THE PROBLEM: Extract every line below verbatim, omitting the pictures.

***

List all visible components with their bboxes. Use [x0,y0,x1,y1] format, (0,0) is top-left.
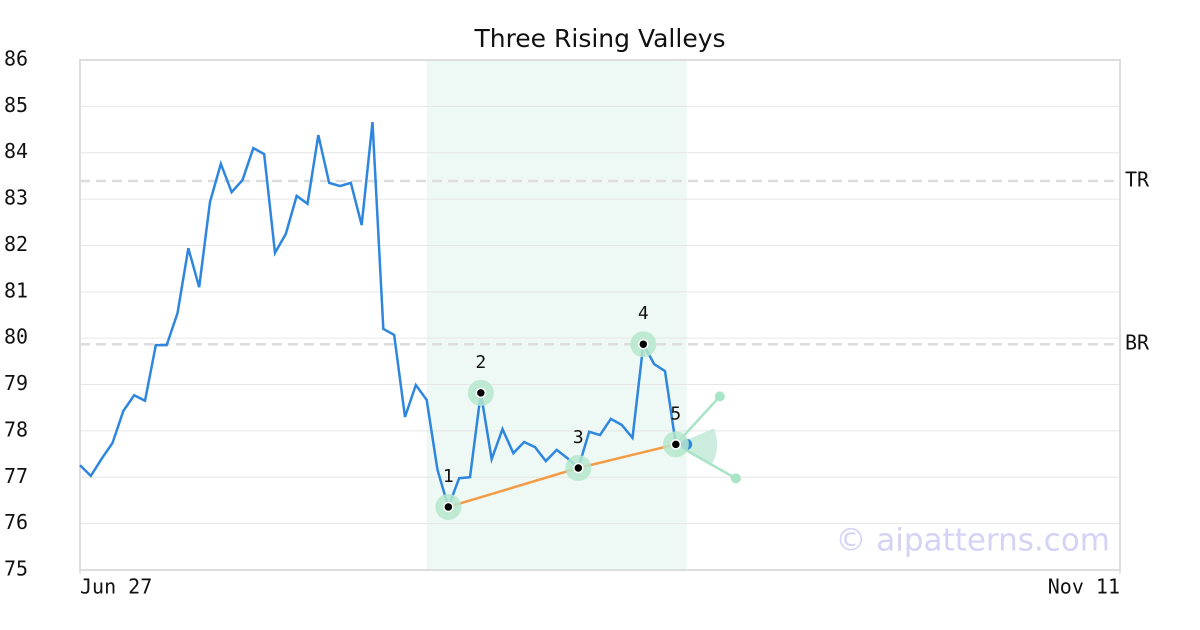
point-label: 2 [475,352,486,373]
level-label: TR [1125,168,1150,192]
y-tick-label: 82 [4,232,28,256]
y-tick-label: 78 [4,417,28,441]
y-tick-label: 76 [4,510,28,534]
y-tick-label: 84 [4,139,28,163]
point-label: 1 [443,466,454,487]
y-tick-label: 81 [4,278,28,302]
y-tick-label: 85 [4,93,28,117]
highlight-region [426,60,687,570]
chart-title: Three Rising Valleys [473,24,725,53]
pattern-point [573,462,584,474]
arrow-head [730,473,741,484]
y-tick-label: 79 [4,371,28,395]
y-tick-label: 86 [4,47,28,71]
x-tick-label: Nov 11 [1048,575,1120,599]
y-tick-label: 83 [4,186,28,210]
pattern-point [638,338,649,350]
y-tick-label: 77 [4,464,28,488]
pattern-point [443,501,454,513]
pattern-point [475,387,487,399]
point-label: 3 [573,427,584,448]
y-tick-label: 75 [4,557,28,581]
point-label: 5 [670,403,681,424]
watermark: © aipatterns.com [835,523,1110,559]
price-line [79,121,687,511]
y-tick-label: 80 [4,325,28,349]
direction-wedge [675,428,718,465]
plot-frame [79,59,1121,571]
x-tick-label: Jun 27 [80,575,152,599]
level-label: BR [1125,331,1150,355]
point-label: 4 [638,303,649,324]
pattern-point [670,439,682,450]
arrow-head [714,391,725,402]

***

OUTPUT:
List all visible components with their bboxes. Use [x0,y0,x1,y1] format, (0,0) is top-left.
point-label: 2 [475,352,486,373]
level-label: TR [1125,168,1150,192]
y-tick-label: 82 [4,232,28,256]
y-tick-label: 78 [4,417,28,441]
y-tick-label: 76 [4,510,28,534]
y-tick-label: 84 [4,139,28,163]
point-label: 1 [443,466,454,487]
y-tick-label: 81 [4,278,28,302]
y-tick-label: 85 [4,93,28,117]
highlight-region [426,60,687,570]
chart-title: Three Rising Valleys [473,24,725,53]
pattern-point [573,462,584,474]
arrow-head [730,473,741,484]
y-tick-label: 79 [4,371,28,395]
y-tick-label: 86 [4,47,28,71]
x-tick-label: Nov 11 [1048,575,1120,599]
y-tick-label: 83 [4,186,28,210]
pattern-point [638,338,649,350]
y-tick-label: 77 [4,464,28,488]
pattern-point [443,501,454,513]
pattern-point [475,387,487,399]
point-label: 3 [573,427,584,448]
y-tick-label: 75 [4,557,28,581]
point-label: 5 [670,403,681,424]
watermark: © aipatterns.com [835,523,1110,559]
price-line [79,121,687,511]
y-tick-label: 80 [4,325,28,349]
direction-wedge [675,428,718,465]
plot-frame [79,59,1121,571]
x-tick-label: Jun 27 [80,575,152,599]
level-label: BR [1125,331,1150,355]
point-label: 4 [638,303,649,324]
pattern-point [670,439,682,450]
arrow-head [714,391,725,402]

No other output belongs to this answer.